• [Task goal]
How many lines in the records below contain the word "this"? Give only the number.

begin Data supplied

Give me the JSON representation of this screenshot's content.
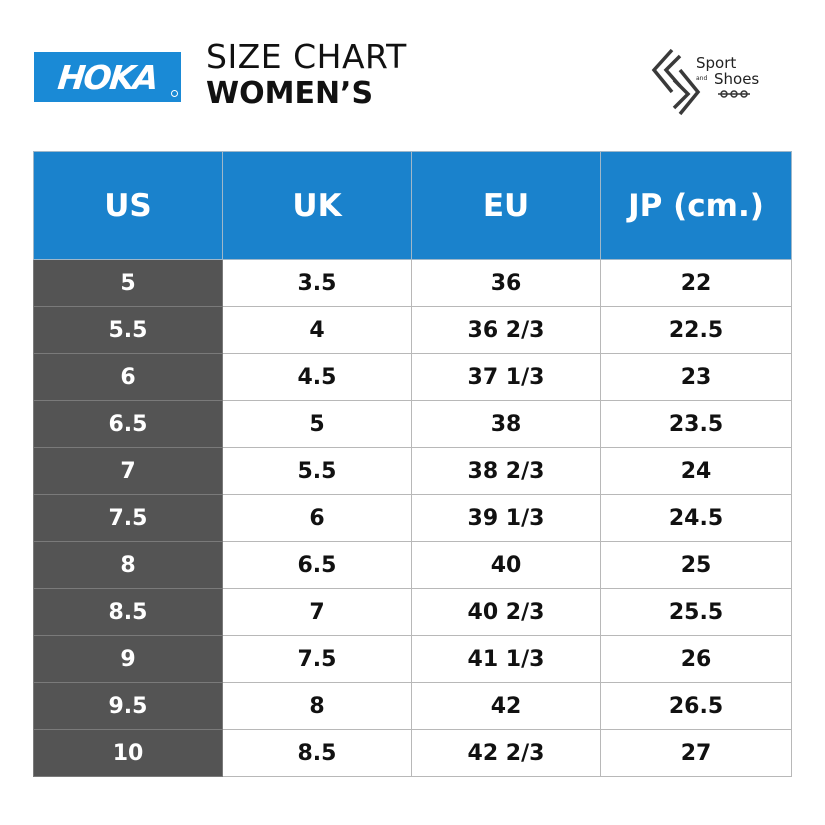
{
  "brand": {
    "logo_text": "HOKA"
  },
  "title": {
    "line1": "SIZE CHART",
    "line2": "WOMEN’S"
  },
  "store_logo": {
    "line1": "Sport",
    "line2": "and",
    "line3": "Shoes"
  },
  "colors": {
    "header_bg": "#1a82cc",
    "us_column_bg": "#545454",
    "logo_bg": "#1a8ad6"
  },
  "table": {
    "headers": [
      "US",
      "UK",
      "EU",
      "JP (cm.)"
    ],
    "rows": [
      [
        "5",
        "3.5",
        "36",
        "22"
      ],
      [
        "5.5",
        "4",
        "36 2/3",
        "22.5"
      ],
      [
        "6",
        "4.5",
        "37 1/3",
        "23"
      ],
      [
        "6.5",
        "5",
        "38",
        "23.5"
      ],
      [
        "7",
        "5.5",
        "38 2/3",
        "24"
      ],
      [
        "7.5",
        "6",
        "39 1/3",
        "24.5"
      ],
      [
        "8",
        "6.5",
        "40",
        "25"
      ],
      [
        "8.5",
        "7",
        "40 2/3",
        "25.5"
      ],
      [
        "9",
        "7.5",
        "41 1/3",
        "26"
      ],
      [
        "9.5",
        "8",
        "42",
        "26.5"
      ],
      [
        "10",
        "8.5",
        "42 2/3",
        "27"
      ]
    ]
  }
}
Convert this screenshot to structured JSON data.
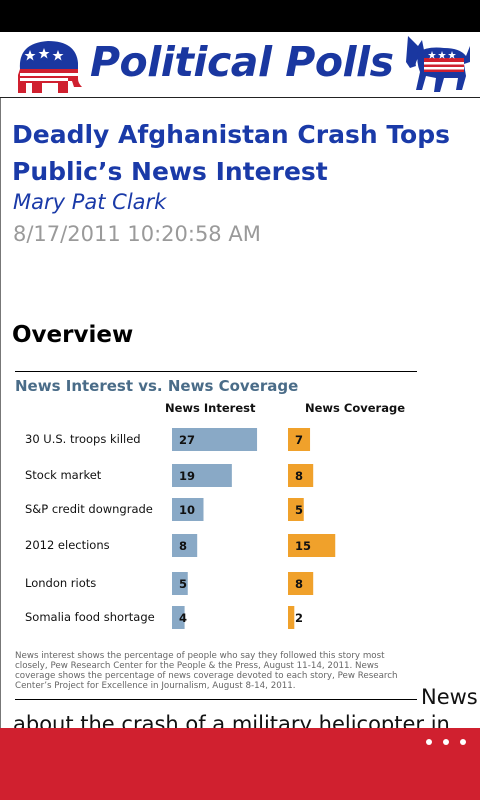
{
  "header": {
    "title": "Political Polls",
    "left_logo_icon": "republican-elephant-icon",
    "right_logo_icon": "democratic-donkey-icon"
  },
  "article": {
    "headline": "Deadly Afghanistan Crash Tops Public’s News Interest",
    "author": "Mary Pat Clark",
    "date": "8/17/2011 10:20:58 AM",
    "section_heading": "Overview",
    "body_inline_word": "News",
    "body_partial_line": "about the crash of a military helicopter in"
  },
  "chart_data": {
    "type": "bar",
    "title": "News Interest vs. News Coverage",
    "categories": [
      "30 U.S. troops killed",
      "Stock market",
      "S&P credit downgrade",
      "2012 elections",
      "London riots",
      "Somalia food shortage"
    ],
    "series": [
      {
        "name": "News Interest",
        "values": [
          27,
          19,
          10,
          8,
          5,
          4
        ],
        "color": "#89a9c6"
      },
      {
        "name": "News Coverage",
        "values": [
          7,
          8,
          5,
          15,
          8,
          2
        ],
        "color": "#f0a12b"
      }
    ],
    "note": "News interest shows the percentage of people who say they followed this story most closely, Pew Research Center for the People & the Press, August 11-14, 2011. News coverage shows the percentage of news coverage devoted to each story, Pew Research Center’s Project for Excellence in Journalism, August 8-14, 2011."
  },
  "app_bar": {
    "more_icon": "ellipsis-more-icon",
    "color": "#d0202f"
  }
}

end Data supplied

• [Exercise output]
3